▸ **Exercise set**:
a. In the Ruby syntax error text, on which line of rb.rb is the error about an unexpected keyword_else reported?
b. Extend the Ruby syntax error text from its final line of code.

Below are the errors correlating by line and syntax error

rb.rb:9: syntax error, unexpected ( arg, expecting keyword_then or ',' or ';' or '\n' when user_input.include? ("s")

rb.rb:11: syntax error, unexpected keyword_when, expecting keyword_end when user_input.include? ("ch") ^

rb.rb:13: syntax error, unexpected keyword_when, expecting keyword_end when user_input == "" ^

rb.rb:15: syntax error, unexpected keyword_when, expecting keyword_end when user_input != "" ^ rb.rb:17: syntax error, unexpected keyword_else, expecting keyword_end

rb.rb:21: syntax error, unexpected keyword_end, expecting end-of-input

BELOW IS THE FIXED CODE THANKS TO @Phlip

empty_string = true

while empty_string do
print "Pleathe enter a thtring: " 
user_input = gets.chomp
user_input.downcase!

▸ **Data extract**:
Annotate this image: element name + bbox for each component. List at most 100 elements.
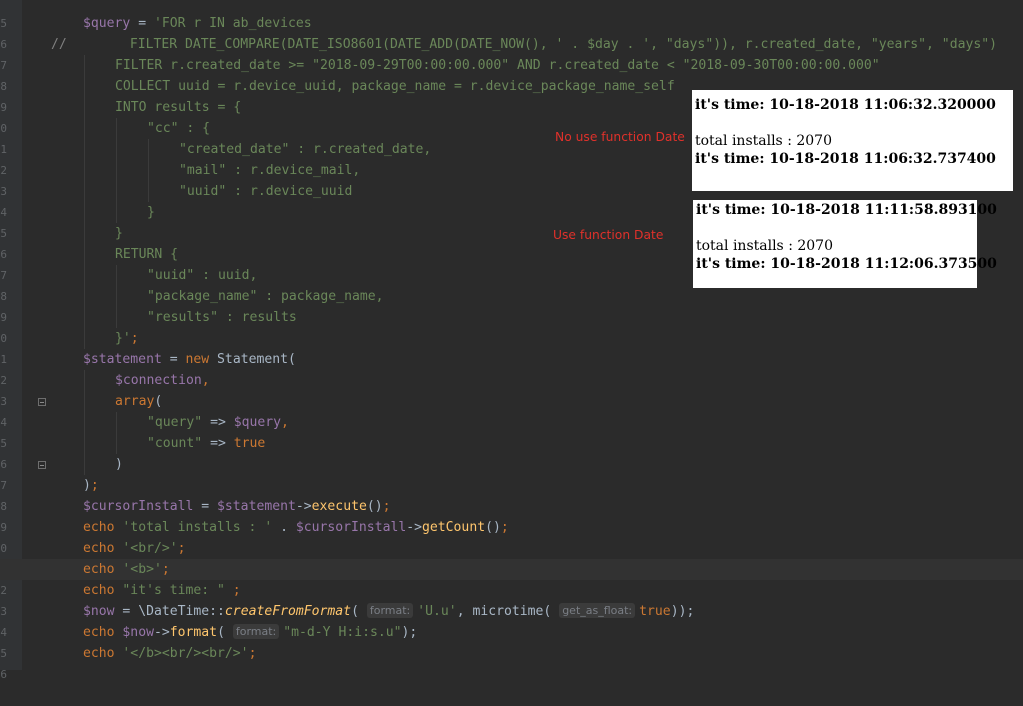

▸ **Answers for this exercise**:
a. Line 17.

b.
  case
    when user_input.include?("s")
        user_input.gsub!(/s/, "th")
        empty_string = false
    when user_input.include?("ch")
        user_input.gsub!(/ch/, "th")
        empty_string = false
    when user_input == ""
        puts "You typed noting! You get nothing sir!"
        empty_string = true
    else
        puts "There are no 's's in your string."
    end

end

puts "Zai jian, #{user_input}"

The issue was the spaces I had after .include?, @Phlip told me Ruby is space sensitive. I removed the white space and it worked. I ran into an issue with the boolean after and fixed that as well. It works as intended now.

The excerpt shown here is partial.